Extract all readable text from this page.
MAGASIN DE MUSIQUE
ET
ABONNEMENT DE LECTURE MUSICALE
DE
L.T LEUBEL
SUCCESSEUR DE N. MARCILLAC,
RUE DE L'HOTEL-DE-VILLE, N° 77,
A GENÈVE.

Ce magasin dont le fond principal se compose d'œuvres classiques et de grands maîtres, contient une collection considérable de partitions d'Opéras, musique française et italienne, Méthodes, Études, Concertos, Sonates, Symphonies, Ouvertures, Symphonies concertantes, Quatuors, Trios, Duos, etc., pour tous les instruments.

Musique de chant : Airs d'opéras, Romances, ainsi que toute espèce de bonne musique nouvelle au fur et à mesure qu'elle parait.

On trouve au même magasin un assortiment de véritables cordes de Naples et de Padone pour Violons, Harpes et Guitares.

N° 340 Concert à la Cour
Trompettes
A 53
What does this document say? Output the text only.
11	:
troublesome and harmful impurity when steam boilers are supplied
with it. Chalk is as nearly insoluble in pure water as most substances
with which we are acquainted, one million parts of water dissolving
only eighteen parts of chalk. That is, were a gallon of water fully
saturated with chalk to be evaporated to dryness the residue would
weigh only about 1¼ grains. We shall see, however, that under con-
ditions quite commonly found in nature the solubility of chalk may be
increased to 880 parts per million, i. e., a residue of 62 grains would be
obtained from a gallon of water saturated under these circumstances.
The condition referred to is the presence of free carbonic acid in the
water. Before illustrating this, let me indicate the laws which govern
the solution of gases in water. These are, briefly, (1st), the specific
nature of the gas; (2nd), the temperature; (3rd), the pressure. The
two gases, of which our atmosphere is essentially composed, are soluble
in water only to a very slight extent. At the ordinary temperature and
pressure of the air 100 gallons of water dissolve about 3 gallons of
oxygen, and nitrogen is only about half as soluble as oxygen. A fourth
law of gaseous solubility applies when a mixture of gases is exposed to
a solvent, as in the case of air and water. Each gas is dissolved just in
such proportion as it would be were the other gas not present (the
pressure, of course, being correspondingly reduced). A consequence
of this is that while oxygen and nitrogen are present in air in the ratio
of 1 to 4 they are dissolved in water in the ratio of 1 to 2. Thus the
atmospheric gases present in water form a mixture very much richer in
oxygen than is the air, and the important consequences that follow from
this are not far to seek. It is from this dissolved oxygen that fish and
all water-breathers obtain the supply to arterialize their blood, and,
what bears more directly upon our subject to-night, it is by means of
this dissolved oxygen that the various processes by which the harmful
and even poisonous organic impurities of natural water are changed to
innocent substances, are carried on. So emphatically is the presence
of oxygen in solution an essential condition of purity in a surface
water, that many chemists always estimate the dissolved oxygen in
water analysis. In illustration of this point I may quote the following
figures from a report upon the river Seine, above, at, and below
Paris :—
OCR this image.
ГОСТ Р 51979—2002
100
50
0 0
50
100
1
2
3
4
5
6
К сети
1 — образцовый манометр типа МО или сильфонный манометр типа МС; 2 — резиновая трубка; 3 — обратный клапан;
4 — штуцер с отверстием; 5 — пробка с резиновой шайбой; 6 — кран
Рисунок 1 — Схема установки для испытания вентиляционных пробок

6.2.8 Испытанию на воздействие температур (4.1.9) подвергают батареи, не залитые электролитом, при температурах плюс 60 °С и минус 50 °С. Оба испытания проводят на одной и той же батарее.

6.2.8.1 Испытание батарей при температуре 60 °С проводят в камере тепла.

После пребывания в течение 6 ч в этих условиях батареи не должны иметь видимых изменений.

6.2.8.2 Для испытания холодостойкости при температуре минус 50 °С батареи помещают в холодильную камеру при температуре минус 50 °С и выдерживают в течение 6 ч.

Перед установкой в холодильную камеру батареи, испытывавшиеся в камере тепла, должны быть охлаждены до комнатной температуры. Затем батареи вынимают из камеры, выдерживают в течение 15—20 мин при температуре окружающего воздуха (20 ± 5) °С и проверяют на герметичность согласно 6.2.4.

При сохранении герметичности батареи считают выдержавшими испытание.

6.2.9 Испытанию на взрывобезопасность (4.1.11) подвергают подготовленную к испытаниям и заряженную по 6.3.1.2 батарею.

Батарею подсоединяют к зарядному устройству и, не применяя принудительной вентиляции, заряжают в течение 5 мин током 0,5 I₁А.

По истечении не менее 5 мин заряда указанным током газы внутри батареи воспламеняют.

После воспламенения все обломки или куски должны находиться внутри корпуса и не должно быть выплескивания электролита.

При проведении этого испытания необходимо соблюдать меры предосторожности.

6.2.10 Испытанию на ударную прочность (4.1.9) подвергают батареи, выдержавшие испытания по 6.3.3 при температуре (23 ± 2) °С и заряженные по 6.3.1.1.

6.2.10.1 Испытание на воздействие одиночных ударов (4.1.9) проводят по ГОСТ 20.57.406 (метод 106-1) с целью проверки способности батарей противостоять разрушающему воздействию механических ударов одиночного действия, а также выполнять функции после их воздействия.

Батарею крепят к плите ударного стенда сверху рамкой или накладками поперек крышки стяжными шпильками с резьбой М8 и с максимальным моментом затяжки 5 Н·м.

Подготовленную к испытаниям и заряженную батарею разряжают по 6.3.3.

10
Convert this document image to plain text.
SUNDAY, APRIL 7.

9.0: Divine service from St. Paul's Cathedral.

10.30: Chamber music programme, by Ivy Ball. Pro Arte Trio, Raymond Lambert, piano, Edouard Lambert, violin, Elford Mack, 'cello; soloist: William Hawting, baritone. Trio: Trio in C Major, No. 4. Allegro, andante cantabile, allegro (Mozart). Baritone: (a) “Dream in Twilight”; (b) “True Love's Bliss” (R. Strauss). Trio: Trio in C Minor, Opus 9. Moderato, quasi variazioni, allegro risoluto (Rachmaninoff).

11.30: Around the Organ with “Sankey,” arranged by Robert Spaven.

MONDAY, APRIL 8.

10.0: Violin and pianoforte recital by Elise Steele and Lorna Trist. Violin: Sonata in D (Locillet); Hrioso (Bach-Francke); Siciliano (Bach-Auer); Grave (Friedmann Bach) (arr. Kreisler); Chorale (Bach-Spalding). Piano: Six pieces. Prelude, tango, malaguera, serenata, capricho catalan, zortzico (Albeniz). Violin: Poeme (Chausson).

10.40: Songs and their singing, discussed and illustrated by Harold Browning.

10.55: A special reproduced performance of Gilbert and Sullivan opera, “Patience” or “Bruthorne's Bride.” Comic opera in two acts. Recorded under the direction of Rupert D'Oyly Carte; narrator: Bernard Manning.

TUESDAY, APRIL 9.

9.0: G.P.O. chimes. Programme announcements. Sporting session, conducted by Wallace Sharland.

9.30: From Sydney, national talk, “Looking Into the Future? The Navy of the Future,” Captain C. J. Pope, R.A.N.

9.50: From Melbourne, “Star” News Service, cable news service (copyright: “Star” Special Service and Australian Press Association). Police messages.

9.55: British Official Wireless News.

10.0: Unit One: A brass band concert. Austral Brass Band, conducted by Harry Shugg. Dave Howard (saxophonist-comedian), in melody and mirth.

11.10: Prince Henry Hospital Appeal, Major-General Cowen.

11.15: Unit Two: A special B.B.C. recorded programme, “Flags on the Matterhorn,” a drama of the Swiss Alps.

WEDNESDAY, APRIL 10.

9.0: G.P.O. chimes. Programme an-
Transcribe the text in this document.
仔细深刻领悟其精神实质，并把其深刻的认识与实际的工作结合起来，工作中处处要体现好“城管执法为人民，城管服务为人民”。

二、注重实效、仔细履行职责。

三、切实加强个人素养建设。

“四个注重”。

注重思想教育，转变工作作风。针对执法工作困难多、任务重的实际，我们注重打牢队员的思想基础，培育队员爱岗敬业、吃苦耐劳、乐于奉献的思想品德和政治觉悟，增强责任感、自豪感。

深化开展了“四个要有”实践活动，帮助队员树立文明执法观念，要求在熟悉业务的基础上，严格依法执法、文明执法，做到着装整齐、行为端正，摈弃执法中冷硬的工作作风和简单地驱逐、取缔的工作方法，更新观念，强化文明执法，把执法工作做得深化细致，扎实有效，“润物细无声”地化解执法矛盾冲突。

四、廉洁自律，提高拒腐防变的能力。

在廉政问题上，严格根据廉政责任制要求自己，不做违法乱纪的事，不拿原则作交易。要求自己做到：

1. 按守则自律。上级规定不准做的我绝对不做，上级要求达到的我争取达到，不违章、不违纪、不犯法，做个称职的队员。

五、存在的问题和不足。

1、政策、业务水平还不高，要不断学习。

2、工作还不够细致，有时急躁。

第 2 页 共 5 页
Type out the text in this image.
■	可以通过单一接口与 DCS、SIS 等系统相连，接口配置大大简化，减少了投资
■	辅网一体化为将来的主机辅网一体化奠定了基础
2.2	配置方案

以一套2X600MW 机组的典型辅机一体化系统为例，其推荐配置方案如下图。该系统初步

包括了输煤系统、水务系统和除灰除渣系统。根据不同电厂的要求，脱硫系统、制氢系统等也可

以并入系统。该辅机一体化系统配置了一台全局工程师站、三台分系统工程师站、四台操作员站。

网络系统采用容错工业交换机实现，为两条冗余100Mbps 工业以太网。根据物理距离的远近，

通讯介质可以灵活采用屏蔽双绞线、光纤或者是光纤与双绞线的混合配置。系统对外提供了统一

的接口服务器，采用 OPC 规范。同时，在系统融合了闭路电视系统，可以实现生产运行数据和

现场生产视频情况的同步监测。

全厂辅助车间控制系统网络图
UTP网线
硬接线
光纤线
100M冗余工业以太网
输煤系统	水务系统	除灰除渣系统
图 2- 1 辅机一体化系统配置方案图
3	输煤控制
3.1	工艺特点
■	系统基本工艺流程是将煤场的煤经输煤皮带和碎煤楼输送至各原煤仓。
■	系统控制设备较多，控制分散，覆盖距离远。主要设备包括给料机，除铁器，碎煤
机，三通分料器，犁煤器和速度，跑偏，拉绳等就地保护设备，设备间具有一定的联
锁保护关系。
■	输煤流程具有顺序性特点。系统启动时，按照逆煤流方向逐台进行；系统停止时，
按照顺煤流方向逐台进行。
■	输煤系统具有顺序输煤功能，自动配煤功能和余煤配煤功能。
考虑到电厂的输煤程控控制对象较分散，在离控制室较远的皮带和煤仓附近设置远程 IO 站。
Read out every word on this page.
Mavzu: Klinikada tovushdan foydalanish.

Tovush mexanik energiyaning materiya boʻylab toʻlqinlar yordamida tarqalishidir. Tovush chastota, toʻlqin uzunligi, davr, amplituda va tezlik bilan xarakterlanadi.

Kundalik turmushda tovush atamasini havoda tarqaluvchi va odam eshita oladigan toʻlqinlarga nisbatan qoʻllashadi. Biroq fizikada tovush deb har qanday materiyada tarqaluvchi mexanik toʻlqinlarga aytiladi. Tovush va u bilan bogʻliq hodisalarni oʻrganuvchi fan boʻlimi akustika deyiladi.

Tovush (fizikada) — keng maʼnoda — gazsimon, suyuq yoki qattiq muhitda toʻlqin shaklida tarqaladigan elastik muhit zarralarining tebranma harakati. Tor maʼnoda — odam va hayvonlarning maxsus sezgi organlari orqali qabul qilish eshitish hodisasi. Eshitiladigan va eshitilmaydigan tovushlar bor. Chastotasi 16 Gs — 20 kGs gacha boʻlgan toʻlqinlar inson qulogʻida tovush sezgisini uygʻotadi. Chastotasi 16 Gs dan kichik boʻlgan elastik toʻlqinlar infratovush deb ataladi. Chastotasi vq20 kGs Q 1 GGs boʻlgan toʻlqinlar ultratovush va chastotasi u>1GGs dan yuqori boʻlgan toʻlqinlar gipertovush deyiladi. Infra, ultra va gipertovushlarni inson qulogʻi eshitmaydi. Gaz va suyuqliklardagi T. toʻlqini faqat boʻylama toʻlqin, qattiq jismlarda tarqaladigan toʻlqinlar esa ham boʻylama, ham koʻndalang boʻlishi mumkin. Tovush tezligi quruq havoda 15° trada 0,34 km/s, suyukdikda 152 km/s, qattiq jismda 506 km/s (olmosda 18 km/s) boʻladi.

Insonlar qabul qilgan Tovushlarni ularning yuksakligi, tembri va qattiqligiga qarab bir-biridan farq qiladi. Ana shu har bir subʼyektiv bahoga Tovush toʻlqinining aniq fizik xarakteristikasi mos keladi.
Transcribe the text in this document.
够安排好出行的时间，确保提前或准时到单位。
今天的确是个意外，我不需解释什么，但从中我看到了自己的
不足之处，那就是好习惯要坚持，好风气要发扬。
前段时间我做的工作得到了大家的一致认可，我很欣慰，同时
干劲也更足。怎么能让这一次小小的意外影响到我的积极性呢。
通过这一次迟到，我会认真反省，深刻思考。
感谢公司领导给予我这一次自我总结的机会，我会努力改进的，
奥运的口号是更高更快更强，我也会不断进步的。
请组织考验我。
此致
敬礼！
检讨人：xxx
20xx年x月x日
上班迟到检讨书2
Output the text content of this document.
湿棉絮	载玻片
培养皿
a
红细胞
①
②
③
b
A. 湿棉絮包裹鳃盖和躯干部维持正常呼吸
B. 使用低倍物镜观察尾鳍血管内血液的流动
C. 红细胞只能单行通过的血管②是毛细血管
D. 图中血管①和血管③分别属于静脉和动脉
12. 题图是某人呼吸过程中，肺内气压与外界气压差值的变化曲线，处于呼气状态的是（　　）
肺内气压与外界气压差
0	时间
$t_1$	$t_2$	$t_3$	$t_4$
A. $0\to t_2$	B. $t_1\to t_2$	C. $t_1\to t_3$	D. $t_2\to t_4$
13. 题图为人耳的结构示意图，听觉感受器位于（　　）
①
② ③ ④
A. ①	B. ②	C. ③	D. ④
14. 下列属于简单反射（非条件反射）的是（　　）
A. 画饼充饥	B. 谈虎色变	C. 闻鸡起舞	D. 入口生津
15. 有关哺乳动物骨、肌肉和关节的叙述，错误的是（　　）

▶ Exercise:
Show every line in the records above that contains the word "chimes".

▶ Answer to this task:
9.0: G.P.O. chimes. Programme announcements. Sporting session, conducted by Wallace Sharland.
9.0: G.P.O. chimes. Programme an-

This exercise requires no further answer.